Задания:
**a)** Выпишите из фрагмента писем дословно отрывок от слов «Обнимаю Вас и» до слов «и слушать его.».
**b)** Объясните в одном–трех предложениях, что, согласно фрагменту писем, помешало автору письма Потоцкой выступить на вечере в ВТО.

Может быть, Вы найдете нужным перередактировать текст обращения. Нужна подпись Ваша, Маршака, Толстого, Москвина, Качалова.
Мечтаю о дне, когда смогу Вас увидеть, услышать, хотя и боюсь Вам докучать моей любовью.
Обнимаю Вас и милую Анастасию Павловну.
Душевно Ваша Раневская
Письмо Потоцкой А.П. 1965 г. (письма не послала)
Дорогая Анастасия Павловна!
Мне захотелось отдать Вам то, что я записала и что собиралась сказать в ВТО на вечере в связи с 75-летием Соломона Михайловича.
Волнение и глупая застенчивость помешали мне выступить. И сейчас мне очень жаль, что я не сказала, хотя и без меня было сказано, о Соломоне Михайловиче много нужного и хорошего для тех, кому не выпало счастья видеть его и слушать его.

Фрагменты данных
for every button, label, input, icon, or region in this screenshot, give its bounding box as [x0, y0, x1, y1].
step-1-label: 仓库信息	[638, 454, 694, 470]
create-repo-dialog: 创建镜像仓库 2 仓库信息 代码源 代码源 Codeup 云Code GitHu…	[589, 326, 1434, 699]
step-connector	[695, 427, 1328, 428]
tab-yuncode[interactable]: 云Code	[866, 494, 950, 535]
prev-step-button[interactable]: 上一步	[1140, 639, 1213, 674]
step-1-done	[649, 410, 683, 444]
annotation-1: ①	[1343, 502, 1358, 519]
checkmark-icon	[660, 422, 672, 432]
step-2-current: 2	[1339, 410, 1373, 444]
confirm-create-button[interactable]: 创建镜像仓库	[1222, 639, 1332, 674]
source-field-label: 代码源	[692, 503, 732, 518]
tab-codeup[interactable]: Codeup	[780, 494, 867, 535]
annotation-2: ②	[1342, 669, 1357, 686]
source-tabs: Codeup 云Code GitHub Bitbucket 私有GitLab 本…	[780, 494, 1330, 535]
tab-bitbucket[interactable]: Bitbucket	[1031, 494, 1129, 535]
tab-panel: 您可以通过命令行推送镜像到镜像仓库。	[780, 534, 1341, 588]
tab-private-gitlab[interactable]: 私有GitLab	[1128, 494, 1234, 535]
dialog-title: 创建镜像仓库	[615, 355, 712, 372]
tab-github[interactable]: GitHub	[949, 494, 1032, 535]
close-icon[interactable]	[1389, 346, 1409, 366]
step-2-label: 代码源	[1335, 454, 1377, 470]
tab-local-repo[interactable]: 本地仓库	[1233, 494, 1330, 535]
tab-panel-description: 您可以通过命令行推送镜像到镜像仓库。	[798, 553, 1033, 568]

Ответы по порядку:
**a)**
Обнимаю Вас и милую Анастасию Павловну.
Душевно Ваша Раневская
Письмо Потоцкой А.П. 1965 г. (письма не послала)
Дорогая Анастасия Павловна!
Мне захотелось отдать Вам то, что я записала и что собиралась сказать в ВТО на вечере в связи с 75-летием Соломона Михайловича.
Волнение и глупая застенчивость помешали мне выступить. И сейчас мне очень жаль, что я не сказала, хотя и без меня было сказано, о Соломоне Михайловиче много нужного и хорошего для тех, кому не выпало счастья видеть его и слушать его.

**b)** Выступить на вечере в ВТО по случаю 75-летия Соломона Михайловича помешали волнение и глупая застенчивость.